--- Records to use ---

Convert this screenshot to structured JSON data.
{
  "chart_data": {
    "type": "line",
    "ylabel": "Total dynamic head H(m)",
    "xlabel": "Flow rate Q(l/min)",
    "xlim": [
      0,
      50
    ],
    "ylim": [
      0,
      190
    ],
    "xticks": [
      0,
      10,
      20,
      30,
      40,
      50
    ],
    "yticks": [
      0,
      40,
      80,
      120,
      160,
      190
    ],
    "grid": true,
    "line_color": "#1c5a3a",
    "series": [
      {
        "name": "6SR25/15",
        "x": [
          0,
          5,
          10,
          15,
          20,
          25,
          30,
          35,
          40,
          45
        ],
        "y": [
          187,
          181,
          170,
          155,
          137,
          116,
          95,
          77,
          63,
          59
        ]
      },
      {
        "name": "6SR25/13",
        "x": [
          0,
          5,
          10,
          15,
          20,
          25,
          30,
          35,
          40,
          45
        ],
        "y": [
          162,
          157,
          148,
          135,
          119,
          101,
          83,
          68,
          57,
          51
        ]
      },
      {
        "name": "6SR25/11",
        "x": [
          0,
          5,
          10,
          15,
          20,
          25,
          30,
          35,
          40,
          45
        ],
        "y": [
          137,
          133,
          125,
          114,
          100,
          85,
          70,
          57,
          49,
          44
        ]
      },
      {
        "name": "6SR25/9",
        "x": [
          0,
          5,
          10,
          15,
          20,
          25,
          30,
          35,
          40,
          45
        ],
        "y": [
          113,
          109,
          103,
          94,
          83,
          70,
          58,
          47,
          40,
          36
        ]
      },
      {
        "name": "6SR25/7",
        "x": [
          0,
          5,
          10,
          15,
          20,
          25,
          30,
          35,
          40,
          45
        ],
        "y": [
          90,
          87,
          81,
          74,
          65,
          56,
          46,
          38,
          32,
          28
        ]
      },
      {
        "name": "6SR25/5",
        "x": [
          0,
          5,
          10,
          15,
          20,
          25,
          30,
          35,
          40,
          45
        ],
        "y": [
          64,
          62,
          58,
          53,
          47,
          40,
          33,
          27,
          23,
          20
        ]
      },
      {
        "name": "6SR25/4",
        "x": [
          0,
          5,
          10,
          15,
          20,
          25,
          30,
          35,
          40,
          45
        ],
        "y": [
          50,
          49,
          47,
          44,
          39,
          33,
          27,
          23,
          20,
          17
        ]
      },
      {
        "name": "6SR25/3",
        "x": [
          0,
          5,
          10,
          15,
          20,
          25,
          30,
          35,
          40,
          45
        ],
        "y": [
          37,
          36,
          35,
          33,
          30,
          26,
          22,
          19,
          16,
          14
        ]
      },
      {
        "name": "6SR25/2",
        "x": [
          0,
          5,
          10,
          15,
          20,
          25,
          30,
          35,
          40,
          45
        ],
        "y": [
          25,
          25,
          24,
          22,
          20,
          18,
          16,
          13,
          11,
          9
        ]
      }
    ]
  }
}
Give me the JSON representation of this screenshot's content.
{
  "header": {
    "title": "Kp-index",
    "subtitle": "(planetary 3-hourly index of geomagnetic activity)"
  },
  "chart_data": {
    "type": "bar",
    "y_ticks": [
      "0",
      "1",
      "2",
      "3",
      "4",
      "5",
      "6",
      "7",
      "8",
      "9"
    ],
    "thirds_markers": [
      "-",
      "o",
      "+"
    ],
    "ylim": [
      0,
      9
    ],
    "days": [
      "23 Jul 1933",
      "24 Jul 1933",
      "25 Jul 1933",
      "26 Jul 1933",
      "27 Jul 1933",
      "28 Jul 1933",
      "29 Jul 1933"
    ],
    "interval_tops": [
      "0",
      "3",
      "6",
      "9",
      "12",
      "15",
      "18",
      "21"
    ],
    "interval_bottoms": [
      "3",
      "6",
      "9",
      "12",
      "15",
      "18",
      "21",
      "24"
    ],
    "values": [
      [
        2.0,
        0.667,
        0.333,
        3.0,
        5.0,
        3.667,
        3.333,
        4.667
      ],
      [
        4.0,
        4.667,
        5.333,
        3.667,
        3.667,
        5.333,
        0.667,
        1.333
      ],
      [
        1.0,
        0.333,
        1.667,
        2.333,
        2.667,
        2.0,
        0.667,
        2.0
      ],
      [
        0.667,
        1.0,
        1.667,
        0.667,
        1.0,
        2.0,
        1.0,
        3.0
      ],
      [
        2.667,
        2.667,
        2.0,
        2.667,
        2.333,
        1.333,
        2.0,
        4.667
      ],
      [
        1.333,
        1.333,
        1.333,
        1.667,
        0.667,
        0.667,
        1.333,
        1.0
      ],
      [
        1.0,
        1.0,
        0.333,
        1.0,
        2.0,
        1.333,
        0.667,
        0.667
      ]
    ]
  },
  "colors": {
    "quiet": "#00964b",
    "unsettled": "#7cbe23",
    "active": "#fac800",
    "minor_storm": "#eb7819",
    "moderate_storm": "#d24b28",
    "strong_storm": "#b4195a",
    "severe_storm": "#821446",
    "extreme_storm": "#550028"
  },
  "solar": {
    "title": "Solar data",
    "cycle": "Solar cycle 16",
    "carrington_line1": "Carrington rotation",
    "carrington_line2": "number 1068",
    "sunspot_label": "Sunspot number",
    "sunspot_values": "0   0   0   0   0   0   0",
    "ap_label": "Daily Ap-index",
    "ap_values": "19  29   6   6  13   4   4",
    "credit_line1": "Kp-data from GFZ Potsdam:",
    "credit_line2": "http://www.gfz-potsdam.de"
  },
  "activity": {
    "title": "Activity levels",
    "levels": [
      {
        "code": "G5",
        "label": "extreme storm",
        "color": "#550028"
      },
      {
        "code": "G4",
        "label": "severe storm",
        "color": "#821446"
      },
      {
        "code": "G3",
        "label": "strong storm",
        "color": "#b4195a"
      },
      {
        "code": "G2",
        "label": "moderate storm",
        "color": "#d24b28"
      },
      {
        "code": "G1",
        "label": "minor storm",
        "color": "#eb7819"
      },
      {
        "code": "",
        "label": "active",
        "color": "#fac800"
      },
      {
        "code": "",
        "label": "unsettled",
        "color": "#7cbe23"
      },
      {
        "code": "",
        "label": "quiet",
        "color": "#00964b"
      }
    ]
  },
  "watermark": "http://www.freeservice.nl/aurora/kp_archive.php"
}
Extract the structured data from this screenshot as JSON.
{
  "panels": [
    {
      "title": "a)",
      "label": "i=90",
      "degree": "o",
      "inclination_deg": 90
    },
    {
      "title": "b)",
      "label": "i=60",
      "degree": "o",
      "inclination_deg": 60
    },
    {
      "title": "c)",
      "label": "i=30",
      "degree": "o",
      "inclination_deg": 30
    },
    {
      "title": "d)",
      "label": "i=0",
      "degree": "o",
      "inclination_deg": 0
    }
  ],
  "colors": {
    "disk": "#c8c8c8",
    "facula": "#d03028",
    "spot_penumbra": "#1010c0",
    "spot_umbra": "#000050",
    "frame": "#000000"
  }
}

---

Instruction » State the count of lines holding the string "name" in the listing above, and nothing else.

Answer to the task » 9